__Task inputs__:

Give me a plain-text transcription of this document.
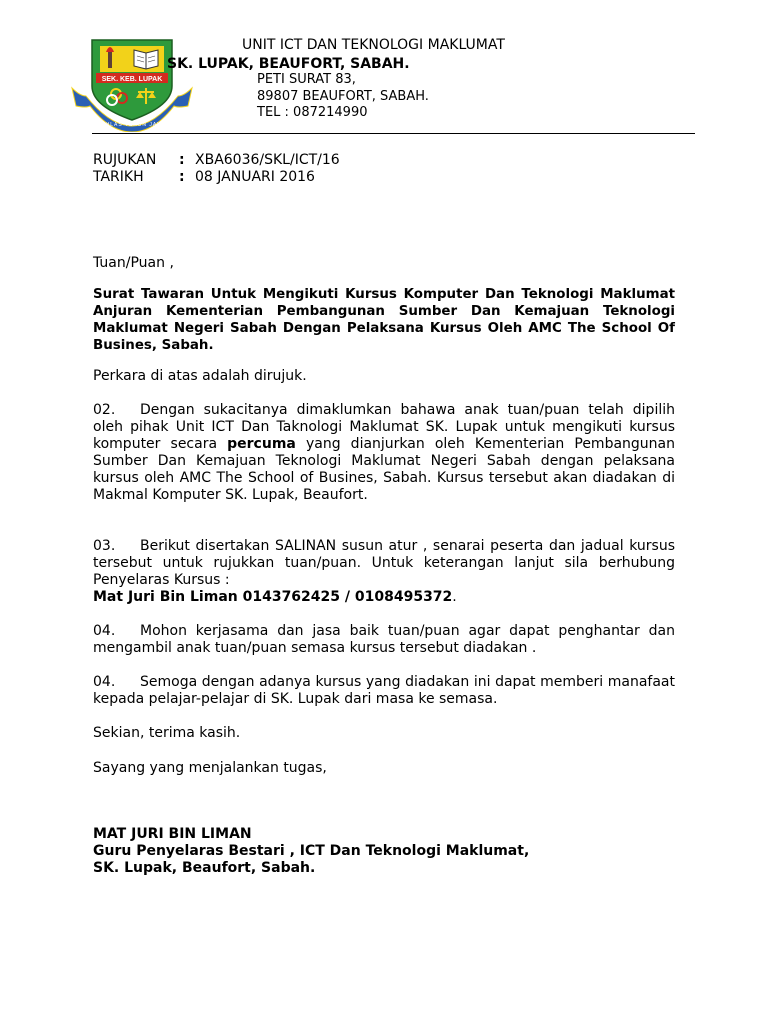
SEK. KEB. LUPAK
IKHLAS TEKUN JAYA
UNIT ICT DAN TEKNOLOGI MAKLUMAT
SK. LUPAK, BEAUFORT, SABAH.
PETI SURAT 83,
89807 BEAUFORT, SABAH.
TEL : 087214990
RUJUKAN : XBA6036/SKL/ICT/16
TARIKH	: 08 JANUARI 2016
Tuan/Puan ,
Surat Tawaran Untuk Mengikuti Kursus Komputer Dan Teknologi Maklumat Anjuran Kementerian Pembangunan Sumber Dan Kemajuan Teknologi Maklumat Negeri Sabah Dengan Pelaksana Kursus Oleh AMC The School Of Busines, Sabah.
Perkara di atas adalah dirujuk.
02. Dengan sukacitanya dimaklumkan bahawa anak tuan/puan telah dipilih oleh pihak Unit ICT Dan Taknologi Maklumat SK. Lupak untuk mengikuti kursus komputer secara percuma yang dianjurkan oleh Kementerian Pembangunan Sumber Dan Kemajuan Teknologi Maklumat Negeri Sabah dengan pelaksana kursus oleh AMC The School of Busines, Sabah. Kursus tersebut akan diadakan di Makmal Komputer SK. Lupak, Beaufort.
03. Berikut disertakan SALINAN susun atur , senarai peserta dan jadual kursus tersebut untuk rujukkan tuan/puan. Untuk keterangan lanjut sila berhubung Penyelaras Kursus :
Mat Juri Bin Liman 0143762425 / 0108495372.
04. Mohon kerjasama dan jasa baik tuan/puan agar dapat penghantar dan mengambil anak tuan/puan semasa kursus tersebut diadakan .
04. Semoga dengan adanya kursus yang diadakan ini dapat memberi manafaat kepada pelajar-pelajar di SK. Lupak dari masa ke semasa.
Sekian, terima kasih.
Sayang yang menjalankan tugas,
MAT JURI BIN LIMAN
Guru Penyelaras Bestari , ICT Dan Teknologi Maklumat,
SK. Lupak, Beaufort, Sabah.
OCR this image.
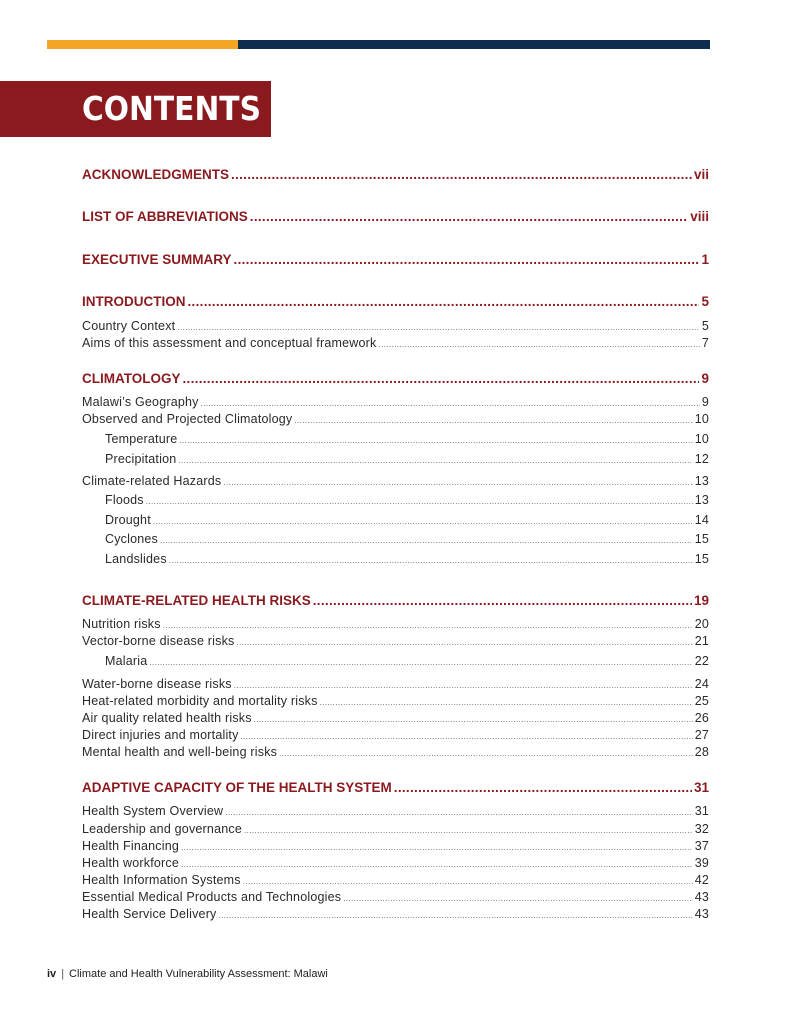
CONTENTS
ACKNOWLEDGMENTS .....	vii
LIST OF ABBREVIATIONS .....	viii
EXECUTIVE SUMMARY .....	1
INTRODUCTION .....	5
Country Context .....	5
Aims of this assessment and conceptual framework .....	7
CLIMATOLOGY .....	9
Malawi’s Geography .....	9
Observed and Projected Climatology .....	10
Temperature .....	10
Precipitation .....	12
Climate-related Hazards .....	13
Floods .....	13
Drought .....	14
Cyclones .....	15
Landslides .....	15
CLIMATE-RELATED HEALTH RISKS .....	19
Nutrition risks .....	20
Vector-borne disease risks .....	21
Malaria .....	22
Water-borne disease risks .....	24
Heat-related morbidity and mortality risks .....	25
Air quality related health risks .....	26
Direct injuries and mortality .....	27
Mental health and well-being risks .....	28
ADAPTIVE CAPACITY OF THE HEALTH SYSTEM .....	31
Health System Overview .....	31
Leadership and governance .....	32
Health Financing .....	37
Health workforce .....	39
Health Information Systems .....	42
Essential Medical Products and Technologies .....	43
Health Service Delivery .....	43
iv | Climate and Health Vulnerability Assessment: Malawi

__Exercise details__: Print each line of the material above exactly, with the pictures removed from your copy.

__Response__:
Give me a plain-text transcription of this document.
SEK. KEB. LUPAK
IKHLAS TEKUN JAYA
UNIT ICT DAN TEKNOLOGI MAKLUMAT
SK. LUPAK, BEAUFORT, SABAH.
PETI SURAT 83,
89807 BEAUFORT, SABAH.
TEL : 087214990
RUJUKAN : XBA6036/SKL/ICT/16
TARIKH	: 08 JANUARI 2016
Tuan/Puan ,
Surat Tawaran Untuk Mengikuti Kursus Komputer Dan Teknologi Maklumat Anjuran Kementerian Pembangunan Sumber Dan Kemajuan Teknologi Maklumat Negeri Sabah Dengan Pelaksana Kursus Oleh AMC The School Of Busines, Sabah.
Perkara di atas adalah dirujuk.
02. Dengan sukacitanya dimaklumkan bahawa anak tuan/puan telah dipilih oleh pihak Unit ICT Dan Taknologi Maklumat SK. Lupak untuk mengikuti kursus komputer secara percuma yang dianjurkan oleh Kementerian Pembangunan Sumber Dan Kemajuan Teknologi Maklumat Negeri Sabah dengan pelaksana kursus oleh AMC The School of Busines, Sabah. Kursus tersebut akan diadakan di Makmal Komputer SK. Lupak, Beaufort.
03. Berikut disertakan SALINAN susun atur , senarai peserta dan jadual kursus tersebut untuk rujukkan tuan/puan. Untuk keterangan lanjut sila berhubung Penyelaras Kursus :
Mat Juri Bin Liman 0143762425 / 0108495372.
04. Mohon kerjasama dan jasa baik tuan/puan agar dapat penghantar dan mengambil anak tuan/puan semasa kursus tersebut diadakan .
04. Semoga dengan adanya kursus yang diadakan ini dapat memberi manafaat kepada pelajar-pelajar di SK. Lupak dari masa ke semasa.
Sekian, terima kasih.
Sayang yang menjalankan tugas,
MAT JURI BIN LIMAN
Guru Penyelaras Bestari , ICT Dan Teknologi Maklumat,
SK. Lupak, Beaufort, Sabah.
OCR this image.
CONTENTS
ACKNOWLEDGMENTS .....	vii
LIST OF ABBREVIATIONS .....	viii
EXECUTIVE SUMMARY .....	1
INTRODUCTION .....	5
Country Context .....	5
Aims of this assessment and conceptual framework .....	7
CLIMATOLOGY .....	9
Malawi’s Geography .....	9
Observed and Projected Climatology .....	10
Temperature .....	10
Precipitation .....	12
Climate-related Hazards .....	13
Floods .....	13
Drought .....	14
Cyclones .....	15
Landslides .....	15
CLIMATE-RELATED HEALTH RISKS .....	19
Nutrition risks .....	20
Vector-borne disease risks .....	21
Malaria .....	22
Water-borne disease risks .....	24
Heat-related morbidity and mortality risks .....	25
Air quality related health risks .....	26
Direct injuries and mortality .....	27
Mental health and well-being risks .....	28
ADAPTIVE CAPACITY OF THE HEALTH SYSTEM .....	31
Health System Overview .....	31
Leadership and governance .....	32
Health Financing .....	37
Health workforce .....	39
Health Information Systems .....	42
Essential Medical Products and Technologies .....	43
Health Service Delivery .....	43
iv | Climate and Health Vulnerability Assessment: Malawi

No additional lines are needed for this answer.